### THE PROBLEM
Copy out lines with the word "osób" from the material that follows.

### PROVIDED MATERIAL
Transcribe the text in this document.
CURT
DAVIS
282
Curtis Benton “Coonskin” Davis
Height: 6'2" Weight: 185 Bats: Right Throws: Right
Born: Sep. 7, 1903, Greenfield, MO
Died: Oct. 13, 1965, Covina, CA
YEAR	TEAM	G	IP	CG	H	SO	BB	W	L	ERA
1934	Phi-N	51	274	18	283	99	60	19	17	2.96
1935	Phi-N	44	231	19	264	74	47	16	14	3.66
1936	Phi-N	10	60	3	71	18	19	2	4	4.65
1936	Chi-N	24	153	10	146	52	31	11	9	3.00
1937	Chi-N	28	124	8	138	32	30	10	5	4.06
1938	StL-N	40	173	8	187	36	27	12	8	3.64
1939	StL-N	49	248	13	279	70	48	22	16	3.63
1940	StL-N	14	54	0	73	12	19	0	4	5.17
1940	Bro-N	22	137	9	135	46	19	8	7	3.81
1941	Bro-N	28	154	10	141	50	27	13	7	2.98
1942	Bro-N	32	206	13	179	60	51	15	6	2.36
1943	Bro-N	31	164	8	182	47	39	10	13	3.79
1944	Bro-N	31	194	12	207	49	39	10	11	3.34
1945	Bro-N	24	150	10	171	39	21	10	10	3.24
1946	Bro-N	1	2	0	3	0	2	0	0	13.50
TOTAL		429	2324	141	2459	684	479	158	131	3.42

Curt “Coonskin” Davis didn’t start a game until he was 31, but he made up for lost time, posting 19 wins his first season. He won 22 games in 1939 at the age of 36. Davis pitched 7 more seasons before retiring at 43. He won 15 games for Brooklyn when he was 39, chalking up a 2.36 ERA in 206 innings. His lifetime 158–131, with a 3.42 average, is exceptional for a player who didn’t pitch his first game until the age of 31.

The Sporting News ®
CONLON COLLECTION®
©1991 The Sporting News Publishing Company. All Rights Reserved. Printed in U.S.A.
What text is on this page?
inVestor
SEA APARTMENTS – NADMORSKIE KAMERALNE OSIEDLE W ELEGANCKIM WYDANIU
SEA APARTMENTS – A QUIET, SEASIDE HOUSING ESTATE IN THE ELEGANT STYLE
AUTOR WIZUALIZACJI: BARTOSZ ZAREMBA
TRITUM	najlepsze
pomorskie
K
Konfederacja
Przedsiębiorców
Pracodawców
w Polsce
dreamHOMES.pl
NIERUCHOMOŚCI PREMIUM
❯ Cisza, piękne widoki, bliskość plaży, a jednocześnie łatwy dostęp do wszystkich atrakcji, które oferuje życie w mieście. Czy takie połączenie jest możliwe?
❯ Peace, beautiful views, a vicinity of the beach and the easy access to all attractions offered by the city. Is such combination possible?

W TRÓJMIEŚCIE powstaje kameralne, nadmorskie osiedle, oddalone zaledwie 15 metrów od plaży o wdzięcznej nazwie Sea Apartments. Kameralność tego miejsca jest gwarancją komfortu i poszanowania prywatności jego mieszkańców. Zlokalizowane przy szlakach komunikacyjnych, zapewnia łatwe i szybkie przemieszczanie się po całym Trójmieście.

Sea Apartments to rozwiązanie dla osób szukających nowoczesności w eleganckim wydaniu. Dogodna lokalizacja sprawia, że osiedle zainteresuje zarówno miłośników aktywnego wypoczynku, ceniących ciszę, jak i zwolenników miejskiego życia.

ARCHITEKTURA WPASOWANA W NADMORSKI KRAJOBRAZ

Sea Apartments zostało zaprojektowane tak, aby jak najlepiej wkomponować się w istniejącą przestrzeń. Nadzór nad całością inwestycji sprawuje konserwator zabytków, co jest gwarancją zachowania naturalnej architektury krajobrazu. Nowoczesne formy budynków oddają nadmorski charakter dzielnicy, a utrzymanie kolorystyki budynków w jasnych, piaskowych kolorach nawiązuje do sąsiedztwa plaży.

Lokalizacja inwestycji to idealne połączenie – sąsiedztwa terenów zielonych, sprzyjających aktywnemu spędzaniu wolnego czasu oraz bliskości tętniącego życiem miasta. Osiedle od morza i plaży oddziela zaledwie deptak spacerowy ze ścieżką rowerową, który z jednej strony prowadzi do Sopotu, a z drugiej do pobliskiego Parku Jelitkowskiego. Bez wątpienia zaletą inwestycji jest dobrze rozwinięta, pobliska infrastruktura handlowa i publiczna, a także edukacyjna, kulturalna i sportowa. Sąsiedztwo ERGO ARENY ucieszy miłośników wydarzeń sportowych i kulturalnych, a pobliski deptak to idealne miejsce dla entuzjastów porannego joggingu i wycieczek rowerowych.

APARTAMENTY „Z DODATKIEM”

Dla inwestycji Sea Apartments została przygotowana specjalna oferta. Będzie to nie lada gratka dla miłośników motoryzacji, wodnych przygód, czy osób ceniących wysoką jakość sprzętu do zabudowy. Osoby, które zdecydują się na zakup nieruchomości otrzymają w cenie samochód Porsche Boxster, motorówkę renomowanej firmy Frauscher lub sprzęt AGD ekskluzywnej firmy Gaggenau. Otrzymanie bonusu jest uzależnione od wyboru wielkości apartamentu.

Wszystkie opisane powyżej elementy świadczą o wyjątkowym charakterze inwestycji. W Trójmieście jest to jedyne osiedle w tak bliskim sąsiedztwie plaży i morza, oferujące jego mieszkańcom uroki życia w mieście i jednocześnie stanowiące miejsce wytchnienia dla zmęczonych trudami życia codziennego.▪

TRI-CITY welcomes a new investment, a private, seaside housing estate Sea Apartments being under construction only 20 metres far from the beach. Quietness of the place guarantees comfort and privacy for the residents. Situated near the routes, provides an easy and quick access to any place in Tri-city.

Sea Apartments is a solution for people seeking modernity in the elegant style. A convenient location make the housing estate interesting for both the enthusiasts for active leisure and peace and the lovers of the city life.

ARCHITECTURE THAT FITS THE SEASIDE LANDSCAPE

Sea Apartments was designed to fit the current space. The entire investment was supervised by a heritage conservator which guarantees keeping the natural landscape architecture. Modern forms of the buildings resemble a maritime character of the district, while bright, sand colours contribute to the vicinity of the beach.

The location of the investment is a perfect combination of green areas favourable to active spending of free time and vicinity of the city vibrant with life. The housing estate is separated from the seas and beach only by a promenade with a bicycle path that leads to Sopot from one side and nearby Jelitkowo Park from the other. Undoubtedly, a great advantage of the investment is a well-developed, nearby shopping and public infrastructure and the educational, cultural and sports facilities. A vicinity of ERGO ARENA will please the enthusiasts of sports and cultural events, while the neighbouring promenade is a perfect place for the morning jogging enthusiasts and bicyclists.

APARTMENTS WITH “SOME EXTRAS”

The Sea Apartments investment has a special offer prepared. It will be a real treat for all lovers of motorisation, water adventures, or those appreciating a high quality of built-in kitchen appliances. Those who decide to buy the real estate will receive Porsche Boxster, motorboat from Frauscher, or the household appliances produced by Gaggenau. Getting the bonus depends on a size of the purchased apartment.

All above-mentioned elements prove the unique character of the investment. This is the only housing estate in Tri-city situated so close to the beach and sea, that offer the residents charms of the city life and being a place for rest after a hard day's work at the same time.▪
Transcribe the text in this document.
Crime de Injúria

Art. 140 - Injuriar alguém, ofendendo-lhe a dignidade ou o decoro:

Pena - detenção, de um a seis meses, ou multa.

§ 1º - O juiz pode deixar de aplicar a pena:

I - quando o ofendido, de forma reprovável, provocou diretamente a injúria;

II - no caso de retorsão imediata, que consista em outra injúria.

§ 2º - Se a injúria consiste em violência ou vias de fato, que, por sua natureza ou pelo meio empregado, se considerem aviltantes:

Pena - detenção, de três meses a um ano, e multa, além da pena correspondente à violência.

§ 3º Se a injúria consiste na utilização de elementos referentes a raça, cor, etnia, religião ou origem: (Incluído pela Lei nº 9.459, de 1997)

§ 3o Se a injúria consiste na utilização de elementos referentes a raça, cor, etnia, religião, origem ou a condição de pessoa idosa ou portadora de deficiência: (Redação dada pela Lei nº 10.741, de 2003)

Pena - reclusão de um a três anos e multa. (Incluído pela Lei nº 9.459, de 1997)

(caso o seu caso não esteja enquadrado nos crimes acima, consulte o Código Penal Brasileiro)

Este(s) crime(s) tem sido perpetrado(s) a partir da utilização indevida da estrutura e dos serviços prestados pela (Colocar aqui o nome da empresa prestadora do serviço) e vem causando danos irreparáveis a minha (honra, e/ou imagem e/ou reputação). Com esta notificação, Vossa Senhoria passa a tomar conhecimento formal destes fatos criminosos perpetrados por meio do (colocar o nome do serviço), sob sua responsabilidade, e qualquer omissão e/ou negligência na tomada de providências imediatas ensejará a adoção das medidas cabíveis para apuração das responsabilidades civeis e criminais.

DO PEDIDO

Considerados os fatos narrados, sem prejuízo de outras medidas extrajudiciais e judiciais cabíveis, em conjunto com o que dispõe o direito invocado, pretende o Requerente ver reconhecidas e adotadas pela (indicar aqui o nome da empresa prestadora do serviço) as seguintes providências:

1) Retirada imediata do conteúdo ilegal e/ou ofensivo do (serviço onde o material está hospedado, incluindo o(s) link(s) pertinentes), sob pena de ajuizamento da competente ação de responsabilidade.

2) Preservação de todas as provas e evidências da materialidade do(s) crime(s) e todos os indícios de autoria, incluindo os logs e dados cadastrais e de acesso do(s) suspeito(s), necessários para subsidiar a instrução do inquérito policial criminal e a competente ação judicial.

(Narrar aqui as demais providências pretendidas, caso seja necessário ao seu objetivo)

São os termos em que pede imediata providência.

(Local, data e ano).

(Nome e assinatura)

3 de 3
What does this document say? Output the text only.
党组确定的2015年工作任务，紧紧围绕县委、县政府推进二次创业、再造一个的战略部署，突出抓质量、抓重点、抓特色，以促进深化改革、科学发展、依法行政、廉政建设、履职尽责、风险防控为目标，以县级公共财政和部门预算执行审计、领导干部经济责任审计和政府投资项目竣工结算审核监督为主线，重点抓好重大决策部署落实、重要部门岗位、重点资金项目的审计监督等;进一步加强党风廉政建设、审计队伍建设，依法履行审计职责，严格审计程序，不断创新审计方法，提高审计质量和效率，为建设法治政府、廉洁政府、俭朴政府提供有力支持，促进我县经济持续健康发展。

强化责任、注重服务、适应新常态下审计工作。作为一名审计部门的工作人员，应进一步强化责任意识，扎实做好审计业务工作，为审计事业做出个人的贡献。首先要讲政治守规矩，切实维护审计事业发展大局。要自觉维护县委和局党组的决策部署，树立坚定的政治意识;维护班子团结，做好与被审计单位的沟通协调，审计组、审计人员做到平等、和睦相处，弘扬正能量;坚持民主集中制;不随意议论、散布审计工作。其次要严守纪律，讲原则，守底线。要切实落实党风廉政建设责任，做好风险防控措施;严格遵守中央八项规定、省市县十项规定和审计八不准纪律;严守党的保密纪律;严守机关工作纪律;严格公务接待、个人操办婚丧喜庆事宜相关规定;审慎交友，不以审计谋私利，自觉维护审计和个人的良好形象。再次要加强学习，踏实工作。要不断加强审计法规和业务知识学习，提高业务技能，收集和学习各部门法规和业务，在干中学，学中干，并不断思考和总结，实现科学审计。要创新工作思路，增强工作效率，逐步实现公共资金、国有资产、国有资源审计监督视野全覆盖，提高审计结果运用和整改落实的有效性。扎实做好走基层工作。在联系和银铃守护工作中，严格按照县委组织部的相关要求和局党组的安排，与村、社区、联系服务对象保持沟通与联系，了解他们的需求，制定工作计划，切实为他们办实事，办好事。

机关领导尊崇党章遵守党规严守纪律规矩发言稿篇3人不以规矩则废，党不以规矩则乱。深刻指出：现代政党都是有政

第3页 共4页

### SOLUTION TO THIS PROBLEM
Sea Apartments to rozwiązanie dla osób szukających nowoczesności w eleganckim wydaniu. Dogodna lokalizacja sprawia, że osiedle zainteresuje zarówno miłośników aktywnego wypoczynku, ceniących ciszę, jak i zwolenników miejskiego życia.
Dla inwestycji Sea Apartments została przygotowana specjalna oferta. Będzie to nie lada gratka dla miłośników motoryzacji, wodnych przygód, czy osób ceniących wysoką jakość sprzętu do zabudowy. Osoby, które zdecydują się na zakup nieruchomości otrzymają w cenie samochód Porsche Boxster, motorówkę renomowanej firmy Frauscher lub sprzęt AGD ekskluzywnej firmy Gaggenau. Otrzymanie bonusu jest uzależnione od wyboru wielkości apartamentu.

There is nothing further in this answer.